[WHAT IS NEEDED] Give the listing again character for character, but drop the images.

____________________

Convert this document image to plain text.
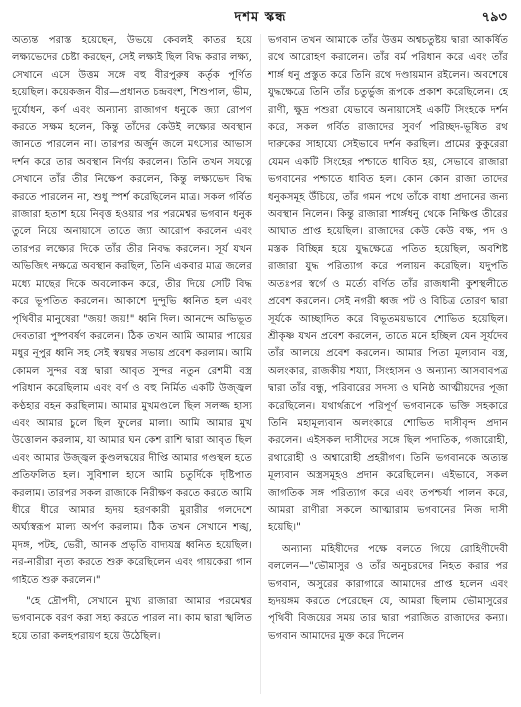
দশম স্কন্ধ	৭৯৩

অত্যন্ত পরাস্ত হয়েছেন, উভয়ে কেবলই কাতর হয়ে লক্ষ্যভেদের চেষ্টা করছেন, সেই লক্ষ্যই ছিল বিদ্ধ করার লক্ষ্য, সেখানে এসে উত্তম সঙ্গে বহু বীরপুরুষ কর্তৃক পূর্ণিত হয়েছিল। কয়েকজন বীর—প্রধানত চন্দ্রবংশ, শিশুপাল, ভীম, দুর্যোধন, কর্ণ এবং অন্যান্য রাজাগণ ধনুকে জ্যা রোপণ করতে সক্ষম হলেন, কিন্তু তাঁদের কেউই লক্ষ্যের অবস্থান জানতে পারলেন না। তারপর অর্জুন জলে মৎস্যের আভাস দর্শন করে তার অবস্থান নির্ণয় করলেন। তিনি তখন সযত্নে সেখানে তাঁর তীর নিক্ষেপ করলেন, কিন্তু লক্ষ্যভেদ বিদ্ধ করতে পারলেন না, শুধু স্পর্শ করেছিলেন মাত্র। সকল গর্বিত রাজারা হতাশ হয়ে নিবৃত্ত হওয়ার পর পরমেশ্বর ভগবান ধনুক তুলে নিয়ে অনায়াসে তাতে জ্যা আরোপ করলেন এবং তারপর লক্ষ্যের দিকে তাঁর তীর নিবদ্ধ করলেন। সূর্য যখন অভিজিৎ নক্ষত্রে অবস্থান করছিল, তিনি একবার মাত্র জলের মধ্যে মাছের দিকে অবলোকন করে, তীর দিয়ে সেটি বিদ্ধ করে ভূপতিত করলেন। আকাশে দুন্দুভি ধ্বনিত হল এবং পৃথিবীর মানুষেরা "জয়! জয়!" ধ্বনি দিল। আনন্দে অভিভূত দেবতারা পুষ্পবর্ষণ করলেন। ঠিক তখন আমি আমার পায়ের মধুর নূপুর ধ্বনি সহ সেই স্বয়ম্বর সভায় প্রবেশ করলাম। আমি কোমল সুন্দর বস্ত্র দ্বারা আবৃত সুন্দর নতুন রেশমী বস্ত্র পরিধান করেছিলাম এবং বর্ণ ও বহু নির্মিত একটি উজ্জ্বল কণ্ঠহার বহন করছিলাম। আমার মুখমণ্ডলে ছিল সলজ্জ হাস্য এবং আমার চুলে ছিল ফুলের মালা। আমি আমার মুখ উত্তোলন করলাম, যা আমার ঘন কেশ রাশি দ্বারা আবৃত ছিল এবং আমার উজ্জ্বল কুণ্ডলদ্বয়ের দীপ্তি আমার গণ্ডস্থল হতে প্রতিফলিত হল। সুবিশাল হাসে আমি চতুর্দিকে দৃষ্টিপাত করলাম। তারপর সকল রাজাকে নিরীক্ষণ করতে করতে আমি ধীরে ধীরে আমার হৃদয় হরণকারী মুরারীর গলদেশে অর্ঘ্যস্বরূপ মাল্য অর্পণ করলাম। ঠিক তখন সেখানে শঙ্খ, মৃদঙ্গ, পটহ, ভেরী, আনক প্রভৃতি বাদ্যযন্ত্র ধ্বনিত হয়েছিল। নর-নারীরা নৃত্য করতে শুরু করেছিলেন এবং গায়কেরা গান গাইতে শুরু করলেন।"

"হে দ্রৌপদী, সেখানে মুখ্য রাজারা আমার পরমেশ্বর ভগবানকে বরণ করা সহ্য করতে পারল না। কাম দ্বারা স্খলিত হয়ে তারা কলহপরায়ণ হয়ে উঠেছিল।

ভগবান তখন আমাকে তাঁর উত্তম অশ্বচতুষ্টয় দ্বারা আকর্ষিত রথে আরোহণ করালেন। তাঁর বর্ম পরিধান করে এবং তাঁর শার্ঙ্গ ধনু প্রস্তুত করে তিনি রথে দণ্ডায়মান রইলেন। অবশেষে যুদ্ধক্ষেত্রে তিনি তাঁর চতুর্ভুজ রূপকে প্রকাশ করেছিলেন। হে রাণী, ক্ষুদ্র পশুরা যেভাবে অনায়াসেই একটি সিংহকে দর্শন করে, সকল গর্বিত রাজাদের সুবর্ণ পরিচ্ছদ-ভূষিত রথ দারুকের সাহায্যে সেইভাবে দর্শন করছিল। প্রামের কুকুরেরা যেমন একটি সিংহের পশ্চাতে ধাবিত হয়, সেভাবে রাজারা ভগবানের পশ্চাতে ধাবিত হল। কোন কোন রাজা তাদের ধনুকসমূহ উঁচিয়ে, তাঁর গমন পথে তাঁকে বাধা প্রদানের জন্য অবস্থান নিলেন। কিন্তু রাজারা শার্ঙ্গধনু থেকে নিক্ষিপ্ত তীরের আঘাত প্রাপ্ত হয়েছিল। রাজাদের কেউ কেউ বক্ষ, পদ ও মস্তক বিচ্ছিন্ন হয়ে যুদ্ধক্ষেত্রে পতিত হয়েছিল, অবশিষ্ট রাজারা যুদ্ধ পরিত্যাগ করে পলায়ন করেছিল। যদুপতি অতঃপর স্বর্গে ও মর্ত্যে বর্ণিত তাঁর রাজধানী কুশস্থলীতে প্রবেশ করলেন। সেই নগরী ধ্বজ পট ও বিচিত্র তোরণ দ্বারা সূর্যকে আচ্ছাদিত করে বিভূতময়ভাবে শোভিত হয়েছিল। শ্রীকৃষ্ণ যখন প্রবেশ করলেন, তাতে মনে হচ্ছিল যেন সূর্যদেব তাঁর আলয়ে প্রবেশ করলেন। আমার পিতা মূল্যবান বস্ত্র, অলংকার, রাজকীয় শয্যা, সিংহাসন ও অন্যান্য আসবাবপত্র দ্বারা তাঁর বন্ধু, পরিবারের সদস্য ও ঘনিষ্ঠ আত্মীয়দের পূজা করেছিলেন। যথার্থরূপে পরিপূর্ণ ভগবানকে ভক্তি সহকারে তিনি মহামূল্যবান অলংকারে শোভিত দাসীবৃন্দ প্রদান করলেন। এইসকল দাসীদের সঙ্গে ছিল পদাতিক, গজারোহী, রথারোহী ও অশ্বারোহী প্রহরীগণ। তিনি ভগবানকে অত্যন্ত মূল্যবান অস্ত্রসমূহও প্রদান করেছিলেন। এইভাবে, সকল জাগতিক সঙ্গ পরিত্যাগ করে এবং তপশ্চর্যা পালন করে, আমরা রাণীরা সকলে আত্মারাম ভগবানের নিজ দাসী হয়েছি।"

অন্যান্য মহিষীদের পক্ষে বলতে গিয়ে রোহিণীদেবী বললেন—"ভৌমাসুর ও তাঁর অনুচরদের নিহত করার পর ভগবান, অসুরের কারাগারে আমাদের প্রাপ্ত হলেন এবং হৃদয়ঙ্গম করতে পেরেছেন যে, আমরা ছিলাম ভৌমাসুরের পৃথিবী বিজয়ের সময় তার দ্বারা পরাজিত রাজাদের কন্যা। ভগবান আমাদের মুক্ত করে দিলেন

____________________

[COMPLETE ANSWER]
Convert this document image to plain text.
দশম স্কন্ধ	৭৯৩

অত্যন্ত পরাস্ত হয়েছেন, উভয়ে কেবলই কাতর হয়ে লক্ষ্যভেদের চেষ্টা করছেন, সেই লক্ষ্যই ছিল বিদ্ধ করার লক্ষ্য, সেখানে এসে উত্তম সঙ্গে বহু বীরপুরুষ কর্তৃক পূর্ণিত হয়েছিল। কয়েকজন বীর—প্রধানত চন্দ্রবংশ, শিশুপাল, ভীম, দুর্যোধন, কর্ণ এবং অন্যান্য রাজাগণ ধনুকে জ্যা রোপণ করতে সক্ষম হলেন, কিন্তু তাঁদের কেউই লক্ষ্যের অবস্থান জানতে পারলেন না। তারপর অর্জুন জলে মৎস্যের আভাস দর্শন করে তার অবস্থান নির্ণয় করলেন। তিনি তখন সযত্নে সেখানে তাঁর তীর নিক্ষেপ করলেন, কিন্তু লক্ষ্যভেদ বিদ্ধ করতে পারলেন না, শুধু স্পর্শ করেছিলেন মাত্র। সকল গর্বিত রাজারা হতাশ হয়ে নিবৃত্ত হওয়ার পর পরমেশ্বর ভগবান ধনুক তুলে নিয়ে অনায়াসে তাতে জ্যা আরোপ করলেন এবং তারপর লক্ষ্যের দিকে তাঁর তীর নিবদ্ধ করলেন। সূর্য যখন অভিজিৎ নক্ষত্রে অবস্থান করছিল, তিনি একবার মাত্র জলের মধ্যে মাছের দিকে অবলোকন করে, তীর দিয়ে সেটি বিদ্ধ করে ভূপতিত করলেন। আকাশে দুন্দুভি ধ্বনিত হল এবং পৃথিবীর মানুষেরা "জয়! জয়!" ধ্বনি দিল। আনন্দে অভিভূত দেবতারা পুষ্পবর্ষণ করলেন। ঠিক তখন আমি আমার পায়ের মধুর নূপুর ধ্বনি সহ সেই স্বয়ম্বর সভায় প্রবেশ করলাম। আমি কোমল সুন্দর বস্ত্র দ্বারা আবৃত সুন্দর নতুন রেশমী বস্ত্র পরিধান করেছিলাম এবং বর্ণ ও বহু নির্মিত একটি উজ্জ্বল কণ্ঠহার বহন করছিলাম। আমার মুখমণ্ডলে ছিল সলজ্জ হাস্য এবং আমার চুলে ছিল ফুলের মালা। আমি আমার মুখ উত্তোলন করলাম, যা আমার ঘন কেশ রাশি দ্বারা আবৃত ছিল এবং আমার উজ্জ্বল কুণ্ডলদ্বয়ের দীপ্তি আমার গণ্ডস্থল হতে প্রতিফলিত হল। সুবিশাল হাসে আমি চতুর্দিকে দৃষ্টিপাত করলাম। তারপর সকল রাজাকে নিরীক্ষণ করতে করতে আমি ধীরে ধীরে আমার হৃদয় হরণকারী মুরারীর গলদেশে অর্ঘ্যস্বরূপ মাল্য অর্পণ করলাম। ঠিক তখন সেখানে শঙ্খ, মৃদঙ্গ, পটহ, ভেরী, আনক প্রভৃতি বাদ্যযন্ত্র ধ্বনিত হয়েছিল। নর-নারীরা নৃত্য করতে শুরু করেছিলেন এবং গায়কেরা গান গাইতে শুরু করলেন।"

"হে দ্রৌপদী, সেখানে মুখ্য রাজারা আমার পরমেশ্বর ভগবানকে বরণ করা সহ্য করতে পারল না। কাম দ্বারা স্খলিত হয়ে তারা কলহপরায়ণ হয়ে উঠেছিল।

ভগবান তখন আমাকে তাঁর উত্তম অশ্বচতুষ্টয় দ্বারা আকর্ষিত রথে আরোহণ করালেন। তাঁর বর্ম পরিধান করে এবং তাঁর শার্ঙ্গ ধনু প্রস্তুত করে তিনি রথে দণ্ডায়মান রইলেন। অবশেষে যুদ্ধক্ষেত্রে তিনি তাঁর চতুর্ভুজ রূপকে প্রকাশ করেছিলেন। হে রাণী, ক্ষুদ্র পশুরা যেভাবে অনায়াসেই একটি সিংহকে দর্শন করে, সকল গর্বিত রাজাদের সুবর্ণ পরিচ্ছদ-ভূষিত রথ দারুকের সাহায্যে সেইভাবে দর্শন করছিল। প্রামের কুকুরেরা যেমন একটি সিংহের পশ্চাতে ধাবিত হয়, সেভাবে রাজারা ভগবানের পশ্চাতে ধাবিত হল। কোন কোন রাজা তাদের ধনুকসমূহ উঁচিয়ে, তাঁর গমন পথে তাঁকে বাধা প্রদানের জন্য অবস্থান নিলেন। কিন্তু রাজারা শার্ঙ্গধনু থেকে নিক্ষিপ্ত তীরের আঘাত প্রাপ্ত হয়েছিল। রাজাদের কেউ কেউ বক্ষ, পদ ও মস্তক বিচ্ছিন্ন হয়ে যুদ্ধক্ষেত্রে পতিত হয়েছিল, অবশিষ্ট রাজারা যুদ্ধ পরিত্যাগ করে পলায়ন করেছিল। যদুপতি অতঃপর স্বর্গে ও মর্ত্যে বর্ণিত তাঁর রাজধানী কুশস্থলীতে প্রবেশ করলেন। সেই নগরী ধ্বজ পট ও বিচিত্র তোরণ দ্বারা সূর্যকে আচ্ছাদিত করে বিভূতময়ভাবে শোভিত হয়েছিল। শ্রীকৃষ্ণ যখন প্রবেশ করলেন, তাতে মনে হচ্ছিল যেন সূর্যদেব তাঁর আলয়ে প্রবেশ করলেন। আমার পিতা মূল্যবান বস্ত্র, অলংকার, রাজকীয় শয্যা, সিংহাসন ও অন্যান্য আসবাবপত্র দ্বারা তাঁর বন্ধু, পরিবারের সদস্য ও ঘনিষ্ঠ আত্মীয়দের পূজা করেছিলেন। যথার্থরূপে পরিপূর্ণ ভগবানকে ভক্তি সহকারে তিনি মহামূল্যবান অলংকারে শোভিত দাসীবৃন্দ প্রদান করলেন। এইসকল দাসীদের সঙ্গে ছিল পদাতিক, গজারোহী, রথারোহী ও অশ্বারোহী প্রহরীগণ। তিনি ভগবানকে অত্যন্ত মূল্যবান অস্ত্রসমূহও প্রদান করেছিলেন। এইভাবে, সকল জাগতিক সঙ্গ পরিত্যাগ করে এবং তপশ্চর্যা পালন করে, আমরা রাণীরা সকলে আত্মারাম ভগবানের নিজ দাসী হয়েছি।"

অন্যান্য মহিষীদের পক্ষে বলতে গিয়ে রোহিণীদেবী বললেন—"ভৌমাসুর ও তাঁর অনুচরদের নিহত করার পর ভগবান, অসুরের কারাগারে আমাদের প্রাপ্ত হলেন এবং হৃদয়ঙ্গম করতে পেরেছেন যে, আমরা ছিলাম ভৌমাসুরের পৃথিবী বিজয়ের সময় তার দ্বারা পরাজিত রাজাদের কন্যা। ভগবান আমাদের মুক্ত করে দিলেন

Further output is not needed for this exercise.